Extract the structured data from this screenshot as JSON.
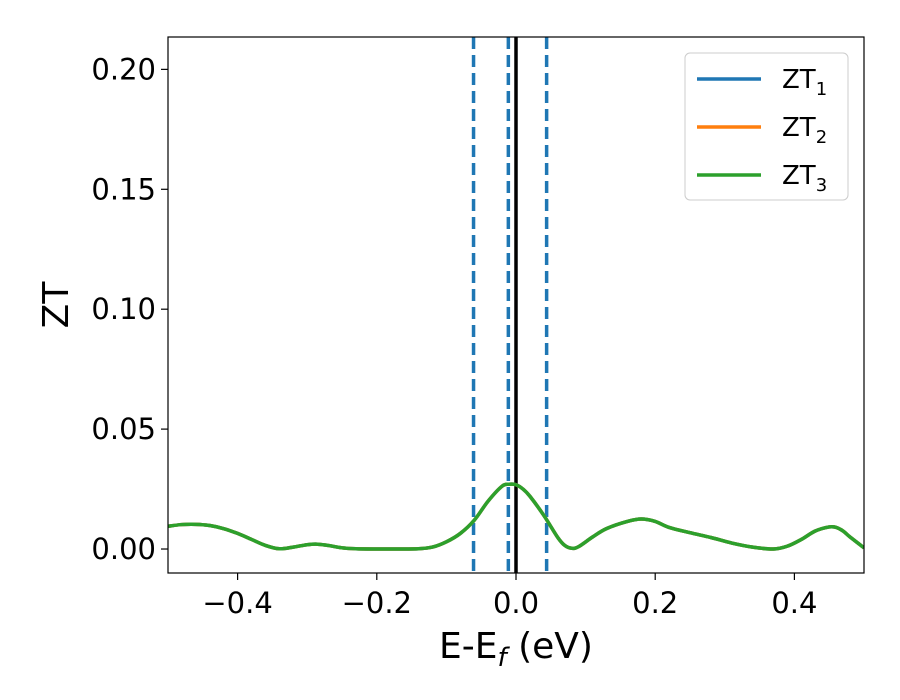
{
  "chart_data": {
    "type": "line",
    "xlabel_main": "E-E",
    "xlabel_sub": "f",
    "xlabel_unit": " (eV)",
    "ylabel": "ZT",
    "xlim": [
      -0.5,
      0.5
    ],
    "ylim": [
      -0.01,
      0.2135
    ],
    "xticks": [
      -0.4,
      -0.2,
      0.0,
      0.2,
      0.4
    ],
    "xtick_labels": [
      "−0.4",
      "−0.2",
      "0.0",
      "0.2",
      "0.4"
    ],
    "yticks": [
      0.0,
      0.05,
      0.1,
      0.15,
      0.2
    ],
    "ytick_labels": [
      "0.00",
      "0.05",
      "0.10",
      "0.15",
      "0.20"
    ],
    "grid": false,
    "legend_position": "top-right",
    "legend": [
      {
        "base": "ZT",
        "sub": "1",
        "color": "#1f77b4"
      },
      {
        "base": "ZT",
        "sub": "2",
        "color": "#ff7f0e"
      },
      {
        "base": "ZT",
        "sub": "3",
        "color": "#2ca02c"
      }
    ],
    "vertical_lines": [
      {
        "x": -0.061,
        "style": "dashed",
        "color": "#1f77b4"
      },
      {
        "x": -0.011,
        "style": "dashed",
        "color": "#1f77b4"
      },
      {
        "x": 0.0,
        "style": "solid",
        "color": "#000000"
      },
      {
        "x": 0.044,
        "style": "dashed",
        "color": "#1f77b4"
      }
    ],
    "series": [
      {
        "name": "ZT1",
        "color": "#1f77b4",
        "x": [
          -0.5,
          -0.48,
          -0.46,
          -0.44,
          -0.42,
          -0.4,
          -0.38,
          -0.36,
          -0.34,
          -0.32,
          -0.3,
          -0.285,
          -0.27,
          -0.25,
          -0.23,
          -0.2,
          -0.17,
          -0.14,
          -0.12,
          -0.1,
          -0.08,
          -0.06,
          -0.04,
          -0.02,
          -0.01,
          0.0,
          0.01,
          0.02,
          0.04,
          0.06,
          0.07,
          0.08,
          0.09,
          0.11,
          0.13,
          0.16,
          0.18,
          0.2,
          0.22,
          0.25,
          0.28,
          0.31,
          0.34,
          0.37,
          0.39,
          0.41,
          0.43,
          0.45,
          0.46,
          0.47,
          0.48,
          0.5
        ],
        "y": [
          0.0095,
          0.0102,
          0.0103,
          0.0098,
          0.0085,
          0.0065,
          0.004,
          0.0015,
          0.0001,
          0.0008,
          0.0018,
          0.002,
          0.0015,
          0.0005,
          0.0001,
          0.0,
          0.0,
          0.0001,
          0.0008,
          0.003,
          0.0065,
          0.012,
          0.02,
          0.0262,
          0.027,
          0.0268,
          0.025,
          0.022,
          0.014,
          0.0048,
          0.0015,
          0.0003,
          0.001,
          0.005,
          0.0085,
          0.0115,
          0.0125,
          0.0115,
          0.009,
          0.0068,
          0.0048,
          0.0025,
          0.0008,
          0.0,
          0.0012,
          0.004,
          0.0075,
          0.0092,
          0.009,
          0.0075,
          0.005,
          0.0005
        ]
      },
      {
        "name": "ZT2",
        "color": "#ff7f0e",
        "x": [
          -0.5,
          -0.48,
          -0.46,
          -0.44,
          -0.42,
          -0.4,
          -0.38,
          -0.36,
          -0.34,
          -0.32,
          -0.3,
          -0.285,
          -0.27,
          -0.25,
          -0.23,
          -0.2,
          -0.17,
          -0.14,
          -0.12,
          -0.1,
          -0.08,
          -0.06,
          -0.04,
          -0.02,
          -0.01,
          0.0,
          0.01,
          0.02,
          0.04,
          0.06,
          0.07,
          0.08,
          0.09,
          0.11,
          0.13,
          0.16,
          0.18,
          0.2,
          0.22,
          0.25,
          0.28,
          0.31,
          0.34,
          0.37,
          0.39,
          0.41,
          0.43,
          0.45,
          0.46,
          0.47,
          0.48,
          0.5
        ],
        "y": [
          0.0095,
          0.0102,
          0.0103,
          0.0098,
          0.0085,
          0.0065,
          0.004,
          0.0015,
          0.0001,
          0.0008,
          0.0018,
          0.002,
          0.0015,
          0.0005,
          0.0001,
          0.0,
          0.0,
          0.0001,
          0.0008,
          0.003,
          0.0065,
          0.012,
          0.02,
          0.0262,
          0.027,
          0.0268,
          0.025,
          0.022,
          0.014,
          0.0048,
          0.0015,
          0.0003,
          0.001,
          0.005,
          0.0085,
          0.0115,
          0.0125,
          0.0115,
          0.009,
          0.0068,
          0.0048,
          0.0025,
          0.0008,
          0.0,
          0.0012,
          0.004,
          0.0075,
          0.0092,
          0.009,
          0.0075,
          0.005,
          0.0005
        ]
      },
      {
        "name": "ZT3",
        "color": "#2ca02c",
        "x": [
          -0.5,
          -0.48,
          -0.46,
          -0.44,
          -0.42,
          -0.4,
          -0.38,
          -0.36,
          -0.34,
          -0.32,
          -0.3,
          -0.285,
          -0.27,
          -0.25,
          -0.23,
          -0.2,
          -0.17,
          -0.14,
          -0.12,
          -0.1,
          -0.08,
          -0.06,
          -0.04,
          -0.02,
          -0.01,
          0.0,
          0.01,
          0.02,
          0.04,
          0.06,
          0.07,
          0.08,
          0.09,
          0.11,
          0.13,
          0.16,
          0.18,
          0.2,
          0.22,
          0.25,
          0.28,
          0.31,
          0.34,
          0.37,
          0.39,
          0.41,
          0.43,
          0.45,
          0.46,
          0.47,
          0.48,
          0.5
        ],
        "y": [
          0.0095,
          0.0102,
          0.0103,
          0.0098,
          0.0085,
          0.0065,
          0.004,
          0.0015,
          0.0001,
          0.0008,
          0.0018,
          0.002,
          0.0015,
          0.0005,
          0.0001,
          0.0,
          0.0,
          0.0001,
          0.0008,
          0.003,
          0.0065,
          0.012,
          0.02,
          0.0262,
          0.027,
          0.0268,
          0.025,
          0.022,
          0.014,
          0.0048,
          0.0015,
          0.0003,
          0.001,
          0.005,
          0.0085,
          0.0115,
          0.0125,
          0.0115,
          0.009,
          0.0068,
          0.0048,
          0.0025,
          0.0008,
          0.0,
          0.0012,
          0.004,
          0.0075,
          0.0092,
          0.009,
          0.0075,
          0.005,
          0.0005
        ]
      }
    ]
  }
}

================

-- WHAT IS BEING ASKED --
In the records, locate each line holding the string "color" and copy it.

-- RESPONSE TO THIS TASK --
        "color": "#1f77b4"
        "color": "#ff7f0e"
        "color": "#2ca02c"
        "color": "#1f77b4"
        "color": "#1f77b4"
        "color": "#000000"
        "color": "#1f77b4"
        "color": "#1f77b4",
        "color": "#ff7f0e",
        "color": "#2ca02c",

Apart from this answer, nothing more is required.